_EXERCISE INSTRUCTIONS_.
Go through the records and report each line in which the word "mRNA" occurs.

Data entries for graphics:

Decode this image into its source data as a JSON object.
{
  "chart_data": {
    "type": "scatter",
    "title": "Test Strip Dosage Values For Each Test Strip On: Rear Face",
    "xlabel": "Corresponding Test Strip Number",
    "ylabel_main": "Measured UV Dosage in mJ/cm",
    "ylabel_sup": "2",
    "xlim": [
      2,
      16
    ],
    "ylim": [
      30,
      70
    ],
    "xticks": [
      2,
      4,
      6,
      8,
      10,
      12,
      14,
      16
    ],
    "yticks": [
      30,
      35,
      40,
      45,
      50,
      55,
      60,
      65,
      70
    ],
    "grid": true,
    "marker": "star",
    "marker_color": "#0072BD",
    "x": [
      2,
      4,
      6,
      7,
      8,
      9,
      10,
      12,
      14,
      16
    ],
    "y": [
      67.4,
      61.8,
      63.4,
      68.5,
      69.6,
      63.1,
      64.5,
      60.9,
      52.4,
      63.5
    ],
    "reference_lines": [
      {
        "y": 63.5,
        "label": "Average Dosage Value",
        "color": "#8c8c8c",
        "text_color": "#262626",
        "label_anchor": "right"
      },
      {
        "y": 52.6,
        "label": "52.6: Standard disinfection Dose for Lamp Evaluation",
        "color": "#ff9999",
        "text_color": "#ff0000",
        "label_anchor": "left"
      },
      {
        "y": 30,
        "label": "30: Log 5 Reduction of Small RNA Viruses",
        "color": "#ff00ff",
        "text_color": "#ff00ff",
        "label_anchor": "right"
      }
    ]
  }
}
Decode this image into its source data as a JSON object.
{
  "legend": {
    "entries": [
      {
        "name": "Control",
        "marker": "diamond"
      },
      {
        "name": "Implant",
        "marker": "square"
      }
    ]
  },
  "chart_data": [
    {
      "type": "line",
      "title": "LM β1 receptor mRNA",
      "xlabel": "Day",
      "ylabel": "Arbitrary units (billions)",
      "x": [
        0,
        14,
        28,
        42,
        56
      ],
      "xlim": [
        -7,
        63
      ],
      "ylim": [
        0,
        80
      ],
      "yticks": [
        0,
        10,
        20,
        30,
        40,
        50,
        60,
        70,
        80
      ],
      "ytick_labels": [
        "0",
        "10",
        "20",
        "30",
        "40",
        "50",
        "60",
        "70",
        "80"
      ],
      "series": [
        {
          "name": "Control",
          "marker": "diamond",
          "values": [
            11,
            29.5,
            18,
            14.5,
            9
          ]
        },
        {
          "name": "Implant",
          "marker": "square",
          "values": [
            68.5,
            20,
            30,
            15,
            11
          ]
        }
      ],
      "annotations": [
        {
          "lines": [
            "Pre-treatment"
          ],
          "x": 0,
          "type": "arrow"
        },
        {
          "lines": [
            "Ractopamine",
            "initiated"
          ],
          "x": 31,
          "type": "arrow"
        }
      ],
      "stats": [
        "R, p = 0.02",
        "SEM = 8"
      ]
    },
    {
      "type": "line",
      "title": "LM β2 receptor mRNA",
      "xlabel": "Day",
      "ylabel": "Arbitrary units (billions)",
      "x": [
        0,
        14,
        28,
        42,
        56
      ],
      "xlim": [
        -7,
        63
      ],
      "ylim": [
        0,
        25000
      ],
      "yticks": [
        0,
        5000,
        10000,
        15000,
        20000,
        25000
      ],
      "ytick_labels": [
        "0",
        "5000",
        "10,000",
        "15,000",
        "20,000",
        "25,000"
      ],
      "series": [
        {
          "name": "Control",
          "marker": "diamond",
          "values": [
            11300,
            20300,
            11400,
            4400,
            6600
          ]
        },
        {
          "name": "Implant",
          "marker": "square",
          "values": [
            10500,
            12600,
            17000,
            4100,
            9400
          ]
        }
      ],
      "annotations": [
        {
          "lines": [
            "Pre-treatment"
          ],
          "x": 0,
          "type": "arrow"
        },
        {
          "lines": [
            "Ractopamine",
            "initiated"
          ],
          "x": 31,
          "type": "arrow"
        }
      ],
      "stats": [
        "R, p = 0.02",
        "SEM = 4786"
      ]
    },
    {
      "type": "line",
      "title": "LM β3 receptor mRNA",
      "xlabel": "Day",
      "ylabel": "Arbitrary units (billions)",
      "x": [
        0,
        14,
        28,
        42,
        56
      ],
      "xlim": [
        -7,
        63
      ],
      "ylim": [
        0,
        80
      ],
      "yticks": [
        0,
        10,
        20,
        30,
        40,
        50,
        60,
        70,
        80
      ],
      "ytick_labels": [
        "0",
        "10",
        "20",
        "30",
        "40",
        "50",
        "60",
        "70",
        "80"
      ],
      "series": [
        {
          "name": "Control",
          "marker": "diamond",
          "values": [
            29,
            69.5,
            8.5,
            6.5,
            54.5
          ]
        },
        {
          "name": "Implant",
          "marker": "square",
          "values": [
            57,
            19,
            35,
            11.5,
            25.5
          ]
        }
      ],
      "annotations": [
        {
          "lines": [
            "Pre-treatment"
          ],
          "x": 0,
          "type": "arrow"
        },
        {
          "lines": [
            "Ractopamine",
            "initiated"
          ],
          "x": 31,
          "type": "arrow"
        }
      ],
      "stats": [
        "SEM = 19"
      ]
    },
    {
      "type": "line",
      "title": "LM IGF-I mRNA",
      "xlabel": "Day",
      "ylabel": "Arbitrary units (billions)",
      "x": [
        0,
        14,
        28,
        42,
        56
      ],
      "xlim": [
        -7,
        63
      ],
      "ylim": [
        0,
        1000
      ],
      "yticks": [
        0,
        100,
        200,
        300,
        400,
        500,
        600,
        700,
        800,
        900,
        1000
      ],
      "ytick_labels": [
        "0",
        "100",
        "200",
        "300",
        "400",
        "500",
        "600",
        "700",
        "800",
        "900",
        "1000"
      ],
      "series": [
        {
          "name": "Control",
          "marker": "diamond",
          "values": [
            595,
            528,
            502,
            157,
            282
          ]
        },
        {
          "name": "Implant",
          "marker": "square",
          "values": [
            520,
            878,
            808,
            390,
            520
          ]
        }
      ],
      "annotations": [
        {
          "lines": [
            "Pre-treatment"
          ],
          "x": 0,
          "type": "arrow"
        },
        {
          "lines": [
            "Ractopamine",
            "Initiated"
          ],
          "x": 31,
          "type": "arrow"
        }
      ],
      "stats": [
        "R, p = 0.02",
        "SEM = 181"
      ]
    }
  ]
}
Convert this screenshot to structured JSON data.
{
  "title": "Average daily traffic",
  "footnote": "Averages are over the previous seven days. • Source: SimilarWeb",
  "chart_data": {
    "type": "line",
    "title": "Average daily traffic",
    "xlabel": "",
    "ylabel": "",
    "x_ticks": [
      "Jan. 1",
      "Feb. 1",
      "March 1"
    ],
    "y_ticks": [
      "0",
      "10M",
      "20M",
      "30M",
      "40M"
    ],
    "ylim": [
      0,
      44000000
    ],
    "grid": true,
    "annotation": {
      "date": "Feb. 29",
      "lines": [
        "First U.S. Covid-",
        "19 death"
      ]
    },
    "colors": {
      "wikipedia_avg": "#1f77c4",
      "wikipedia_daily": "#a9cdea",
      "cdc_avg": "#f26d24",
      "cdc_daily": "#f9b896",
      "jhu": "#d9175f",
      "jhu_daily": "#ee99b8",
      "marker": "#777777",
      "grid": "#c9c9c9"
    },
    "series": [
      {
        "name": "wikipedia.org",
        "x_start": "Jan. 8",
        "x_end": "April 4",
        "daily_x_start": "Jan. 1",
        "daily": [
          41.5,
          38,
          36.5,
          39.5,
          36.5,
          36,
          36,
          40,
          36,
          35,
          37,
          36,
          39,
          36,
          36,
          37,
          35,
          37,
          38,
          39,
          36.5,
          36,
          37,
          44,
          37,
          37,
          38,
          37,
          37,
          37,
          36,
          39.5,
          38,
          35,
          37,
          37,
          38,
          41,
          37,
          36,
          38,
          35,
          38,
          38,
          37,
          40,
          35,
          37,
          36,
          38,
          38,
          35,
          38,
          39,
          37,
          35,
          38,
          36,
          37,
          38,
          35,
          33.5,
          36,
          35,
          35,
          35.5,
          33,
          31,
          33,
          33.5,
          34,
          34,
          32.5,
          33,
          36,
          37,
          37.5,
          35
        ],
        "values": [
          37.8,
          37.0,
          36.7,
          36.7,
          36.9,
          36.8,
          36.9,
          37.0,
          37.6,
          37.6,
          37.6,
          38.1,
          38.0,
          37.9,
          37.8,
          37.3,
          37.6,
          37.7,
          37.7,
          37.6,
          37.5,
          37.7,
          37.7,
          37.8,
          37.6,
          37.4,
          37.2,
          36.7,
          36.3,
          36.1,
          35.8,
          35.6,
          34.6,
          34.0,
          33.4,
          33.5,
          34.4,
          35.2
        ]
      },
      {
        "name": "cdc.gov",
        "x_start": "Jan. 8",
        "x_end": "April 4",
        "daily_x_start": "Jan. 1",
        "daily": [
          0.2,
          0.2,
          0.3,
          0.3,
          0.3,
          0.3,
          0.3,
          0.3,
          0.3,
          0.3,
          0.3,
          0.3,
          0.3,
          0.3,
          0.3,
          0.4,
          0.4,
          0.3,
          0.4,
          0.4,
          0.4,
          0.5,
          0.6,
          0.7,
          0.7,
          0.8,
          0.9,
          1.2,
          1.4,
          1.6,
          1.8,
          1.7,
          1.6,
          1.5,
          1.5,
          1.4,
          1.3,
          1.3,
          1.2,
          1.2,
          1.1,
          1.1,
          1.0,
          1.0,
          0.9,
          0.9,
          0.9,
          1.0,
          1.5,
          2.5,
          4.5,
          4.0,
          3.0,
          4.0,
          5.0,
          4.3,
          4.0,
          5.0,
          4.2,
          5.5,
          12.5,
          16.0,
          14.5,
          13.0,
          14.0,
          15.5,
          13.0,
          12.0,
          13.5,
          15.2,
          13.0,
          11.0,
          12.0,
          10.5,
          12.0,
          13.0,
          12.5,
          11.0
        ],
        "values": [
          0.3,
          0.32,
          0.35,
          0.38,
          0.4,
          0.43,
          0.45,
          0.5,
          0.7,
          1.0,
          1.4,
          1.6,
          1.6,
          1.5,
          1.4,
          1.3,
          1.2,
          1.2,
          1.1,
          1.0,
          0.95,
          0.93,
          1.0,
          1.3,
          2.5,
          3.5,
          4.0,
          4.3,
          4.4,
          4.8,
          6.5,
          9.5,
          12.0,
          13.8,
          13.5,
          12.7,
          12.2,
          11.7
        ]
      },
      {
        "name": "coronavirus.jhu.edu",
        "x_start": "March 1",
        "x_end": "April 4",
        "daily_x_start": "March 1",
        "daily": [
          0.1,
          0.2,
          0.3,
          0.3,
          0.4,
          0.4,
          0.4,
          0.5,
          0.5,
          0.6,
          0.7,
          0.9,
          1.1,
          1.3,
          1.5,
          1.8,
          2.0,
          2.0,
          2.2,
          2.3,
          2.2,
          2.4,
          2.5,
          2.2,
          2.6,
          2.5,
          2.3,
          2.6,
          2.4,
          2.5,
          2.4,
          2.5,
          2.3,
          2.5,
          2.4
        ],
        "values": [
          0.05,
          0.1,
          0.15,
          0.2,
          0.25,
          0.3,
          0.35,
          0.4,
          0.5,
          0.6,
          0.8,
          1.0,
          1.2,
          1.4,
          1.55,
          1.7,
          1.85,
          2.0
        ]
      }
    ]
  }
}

_RESULT OF THIS EXERCISE_.
      "title": "LM β1 receptor mRNA",
      "title": "LM β2 receptor mRNA",
      "title": "LM β3 receptor mRNA",
      "title": "LM IGF-I mRNA",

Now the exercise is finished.